• **Your objective**:
Scan the lines below for the string "Output" and copy every one that has it.

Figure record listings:
____________________

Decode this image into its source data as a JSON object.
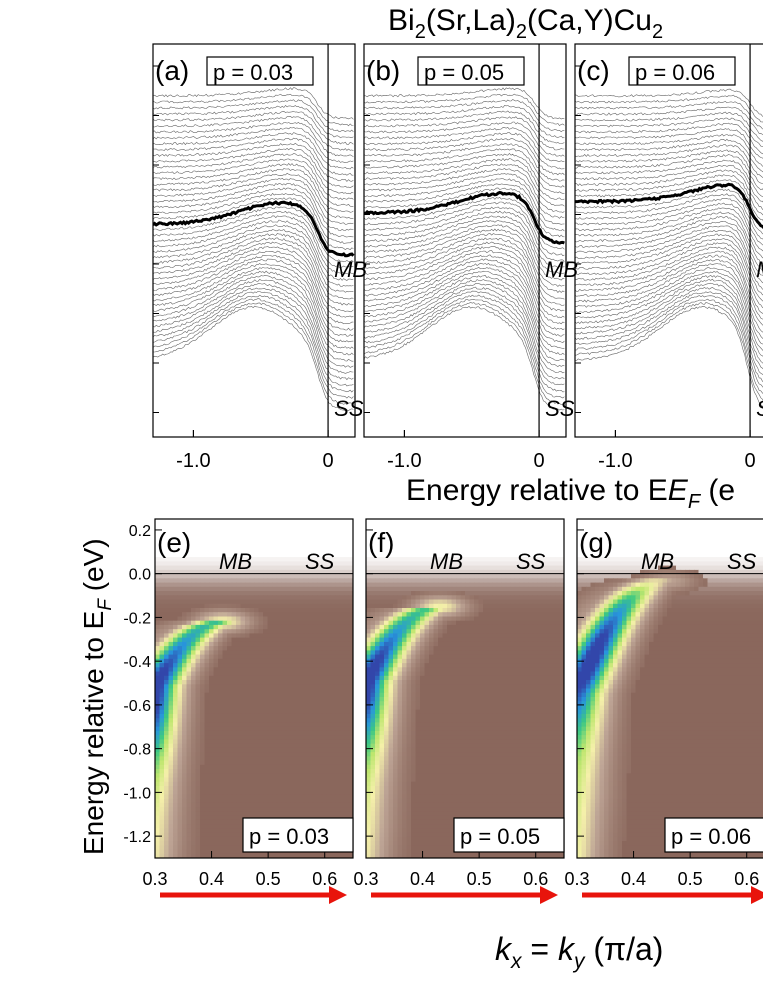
{
  "figure": {
    "title": "Bi2(Sr,La)2(Ca,Y)Cu2",
    "edc_xlabel": "Energy relative to E",
    "edc_xlabel_sub": "F",
    "edc_xlabel_tail": "(e",
    "map_ylabel": "Energy relative to E",
    "map_ylabel_sub": "F",
    "map_ylabel_unit": "(eV)",
    "kx_label": "k",
    "kx_sub": "x",
    "ky_label": "k",
    "ky_sub": "y",
    "k_unit": "(π/a)"
  },
  "colors": {
    "arrow": "#e8140c",
    "curve": "#666666",
    "highlight": "#000000",
    "map_background": "#8a675c"
  },
  "chart_data": [
    {
      "type": "line",
      "id": "edc-a",
      "panel_label": "(a)",
      "doping_label": "p = 0.03",
      "p": 0.03,
      "x_ticks": [
        "-1.0",
        "0"
      ],
      "x_tick_values": [
        -1.0,
        0
      ],
      "xlim": [
        -1.3,
        0.2
      ],
      "band_labels": [
        "MB",
        "SS"
      ],
      "curve_count": 48,
      "highlighted_curve_index": 22,
      "peak_energy": -0.55,
      "edge_energy": -0.1
    },
    {
      "type": "line",
      "id": "edc-b",
      "panel_label": "(b)",
      "doping_label": "p = 0.05",
      "p": 0.05,
      "x_ticks": [
        "-1.0",
        "0"
      ],
      "x_tick_values": [
        -1.0,
        0
      ],
      "xlim": [
        -1.3,
        0.2
      ],
      "band_labels": [
        "MB",
        "SS"
      ],
      "curve_count": 48,
      "highlighted_curve_index": 20,
      "peak_energy": -0.5,
      "edge_energy": -0.05
    },
    {
      "type": "line",
      "id": "edc-c",
      "panel_label": "(c)",
      "doping_label": "p = 0.06",
      "p": 0.06,
      "x_ticks": [
        "-1.0",
        "0"
      ],
      "x_tick_values": [
        -1.0,
        0
      ],
      "xlim": [
        -1.3,
        0.2
      ],
      "band_labels": [
        "M",
        "S"
      ],
      "curve_count": 48,
      "highlighted_curve_index": 18,
      "peak_energy": -0.35,
      "edge_energy": -0.02
    },
    {
      "type": "heatmap",
      "id": "map-e",
      "panel_label": "(e)",
      "doping_label": "p = 0.03",
      "p": 0.03,
      "band_labels": [
        "MB",
        "SS"
      ],
      "x_ticks": [
        "0.3",
        "0.4",
        "0.5",
        "0.6"
      ],
      "x_tick_values": [
        0.3,
        0.4,
        0.5,
        0.6
      ],
      "y_ticks": [
        "0.2",
        "0.0",
        "-0.2",
        "-0.4",
        "-0.6",
        "-0.8",
        "-1.0",
        "-1.2"
      ],
      "y_tick_values": [
        0.2,
        0.0,
        -0.2,
        -0.4,
        -0.6,
        -0.8,
        -1.0,
        -1.2
      ],
      "xlim": [
        0.3,
        0.65
      ],
      "ylim": [
        -1.3,
        0.25
      ],
      "band_top_energy": -0.22,
      "band_top_k": 0.42,
      "max_intensity_energy": -0.55
    },
    {
      "type": "heatmap",
      "id": "map-f",
      "panel_label": "(f)",
      "doping_label": "p = 0.05",
      "p": 0.05,
      "band_labels": [
        "MB",
        "SS"
      ],
      "x_ticks": [
        "0.3",
        "0.4",
        "0.5",
        "0.6"
      ],
      "x_tick_values": [
        0.3,
        0.4,
        0.5,
        0.6
      ],
      "y_ticks": [
        "0.2",
        "0.0",
        "-0.2",
        "-0.4",
        "-0.6",
        "-0.8",
        "-1.0",
        "-1.2"
      ],
      "y_tick_values": [
        0.2,
        0.0,
        -0.2,
        -0.4,
        -0.6,
        -0.8,
        -1.0,
        -1.2
      ],
      "xlim": [
        0.3,
        0.65
      ],
      "ylim": [
        -1.3,
        0.25
      ],
      "band_top_energy": -0.15,
      "band_top_k": 0.43,
      "max_intensity_energy": -0.5
    },
    {
      "type": "heatmap",
      "id": "map-g",
      "panel_label": "(g)",
      "doping_label": "p = 0.06",
      "p": 0.06,
      "band_labels": [
        "MB",
        "SS"
      ],
      "x_ticks": [
        "0.3",
        "0.4",
        "0.5",
        "0.6"
      ],
      "x_tick_values": [
        0.3,
        0.4,
        0.5,
        0.6
      ],
      "y_ticks": [
        "0.2",
        "0.0",
        "-0.2",
        "-0.4",
        "-0.6",
        "-0.8",
        "-1.0",
        "-1.2"
      ],
      "y_tick_values": [
        0.2,
        0.0,
        -0.2,
        -0.4,
        -0.6,
        -0.8,
        -1.0,
        -1.2
      ],
      "xlim": [
        0.3,
        0.65
      ],
      "ylim": [
        -1.3,
        0.25
      ],
      "band_top_energy": -0.02,
      "band_top_k": 0.46,
      "max_intensity_energy": -0.4
    }
  ]
}
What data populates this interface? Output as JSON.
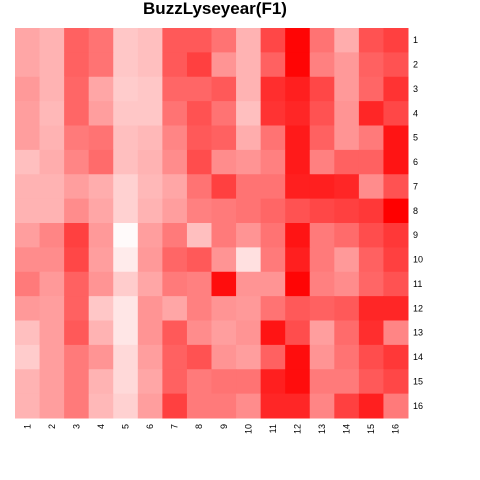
{
  "chart_data": {
    "type": "heatmap",
    "title": "BuzzLyseyear(F1)",
    "xlabel": "",
    "ylabel": "",
    "x_labels": [
      "1",
      "2",
      "3",
      "4",
      "5",
      "6",
      "7",
      "8",
      "9",
      "10",
      "11",
      "12",
      "13",
      "14",
      "15",
      "16"
    ],
    "y_labels": [
      "1",
      "2",
      "3",
      "4",
      "5",
      "6",
      "7",
      "8",
      "9",
      "10",
      "11",
      "12",
      "13",
      "14",
      "15",
      "16"
    ],
    "color_low": "#ffffff",
    "color_high": "#ff0000",
    "value_range": [
      0,
      1
    ],
    "grid": false,
    "legend": "none",
    "values": [
      [
        0.35,
        0.3,
        0.62,
        0.55,
        0.22,
        0.25,
        0.65,
        0.65,
        0.55,
        0.3,
        0.72,
        0.98,
        0.55,
        0.32,
        0.68,
        0.75
      ],
      [
        0.35,
        0.3,
        0.62,
        0.55,
        0.22,
        0.25,
        0.65,
        0.75,
        0.42,
        0.3,
        0.62,
        0.98,
        0.5,
        0.4,
        0.62,
        0.68
      ],
      [
        0.4,
        0.3,
        0.6,
        0.35,
        0.2,
        0.22,
        0.6,
        0.6,
        0.65,
        0.3,
        0.82,
        0.88,
        0.72,
        0.4,
        0.6,
        0.8
      ],
      [
        0.38,
        0.28,
        0.6,
        0.38,
        0.22,
        0.22,
        0.55,
        0.68,
        0.55,
        0.25,
        0.8,
        0.85,
        0.68,
        0.42,
        0.85,
        0.72
      ],
      [
        0.38,
        0.3,
        0.52,
        0.55,
        0.25,
        0.28,
        0.48,
        0.65,
        0.62,
        0.32,
        0.55,
        0.9,
        0.62,
        0.42,
        0.52,
        0.92
      ],
      [
        0.25,
        0.32,
        0.48,
        0.58,
        0.25,
        0.3,
        0.45,
        0.7,
        0.45,
        0.42,
        0.5,
        0.9,
        0.5,
        0.62,
        0.62,
        0.92
      ],
      [
        0.3,
        0.3,
        0.38,
        0.32,
        0.18,
        0.28,
        0.35,
        0.55,
        0.75,
        0.55,
        0.55,
        0.88,
        0.88,
        0.85,
        0.45,
        0.68
      ],
      [
        0.3,
        0.3,
        0.45,
        0.35,
        0.18,
        0.3,
        0.38,
        0.5,
        0.52,
        0.55,
        0.6,
        0.68,
        0.72,
        0.75,
        0.78,
        1.0
      ],
      [
        0.38,
        0.48,
        0.75,
        0.4,
        0.02,
        0.38,
        0.52,
        0.25,
        0.52,
        0.42,
        0.55,
        0.92,
        0.52,
        0.58,
        0.7,
        0.78
      ],
      [
        0.45,
        0.45,
        0.72,
        0.38,
        0.08,
        0.4,
        0.6,
        0.65,
        0.42,
        0.12,
        0.52,
        0.88,
        0.52,
        0.4,
        0.62,
        0.75
      ],
      [
        0.52,
        0.4,
        0.62,
        0.42,
        0.2,
        0.35,
        0.52,
        0.5,
        0.95,
        0.42,
        0.42,
        0.98,
        0.5,
        0.45,
        0.6,
        0.68
      ],
      [
        0.4,
        0.38,
        0.62,
        0.22,
        0.1,
        0.42,
        0.35,
        0.5,
        0.42,
        0.4,
        0.55,
        0.65,
        0.62,
        0.65,
        0.85,
        0.85
      ],
      [
        0.25,
        0.38,
        0.65,
        0.3,
        0.1,
        0.42,
        0.65,
        0.45,
        0.38,
        0.42,
        0.92,
        0.7,
        0.38,
        0.58,
        0.82,
        0.48
      ],
      [
        0.2,
        0.38,
        0.52,
        0.42,
        0.15,
        0.38,
        0.62,
        0.68,
        0.42,
        0.38,
        0.62,
        0.95,
        0.42,
        0.55,
        0.7,
        0.78
      ],
      [
        0.3,
        0.38,
        0.52,
        0.3,
        0.15,
        0.35,
        0.62,
        0.52,
        0.55,
        0.55,
        0.88,
        0.95,
        0.52,
        0.52,
        0.65,
        0.72
      ],
      [
        0.3,
        0.38,
        0.52,
        0.28,
        0.18,
        0.38,
        0.75,
        0.52,
        0.52,
        0.45,
        0.85,
        0.85,
        0.48,
        0.75,
        0.88,
        0.52
      ]
    ]
  }
}
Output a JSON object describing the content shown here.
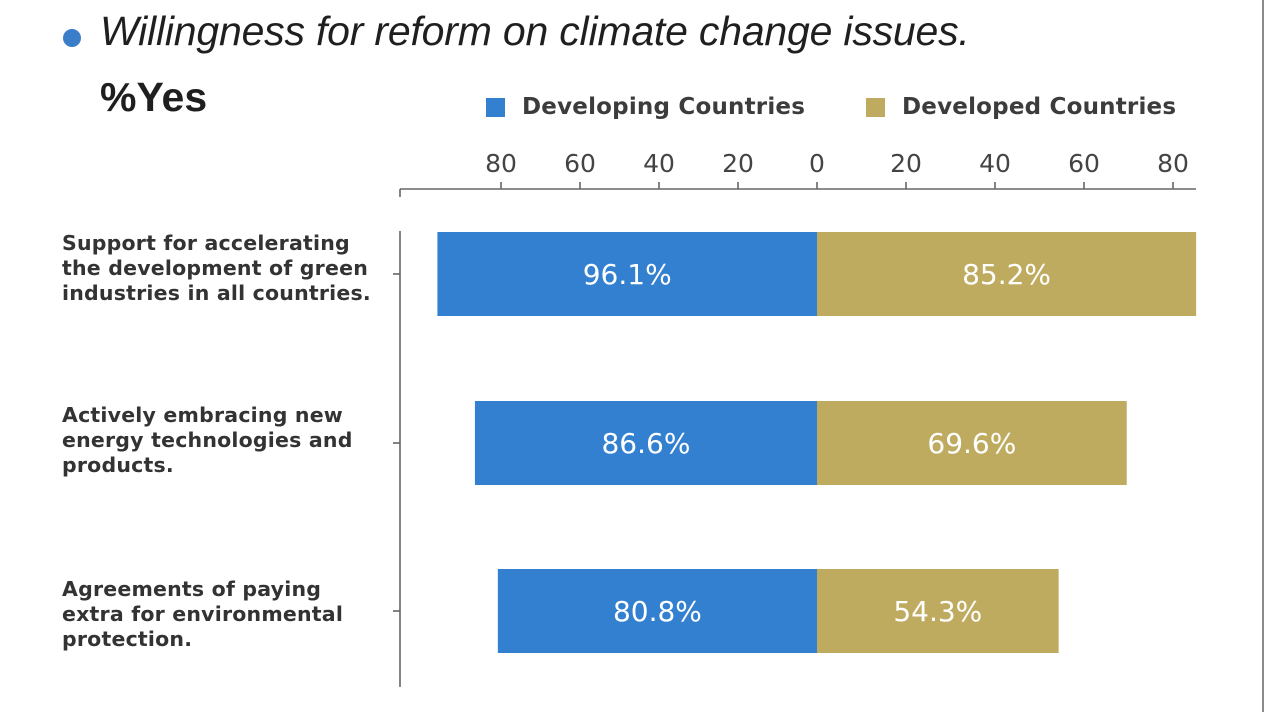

____________________

• **Result for this task**:
What data populates this interface? Output as JSON.
Output a JSON object describing the content shown here.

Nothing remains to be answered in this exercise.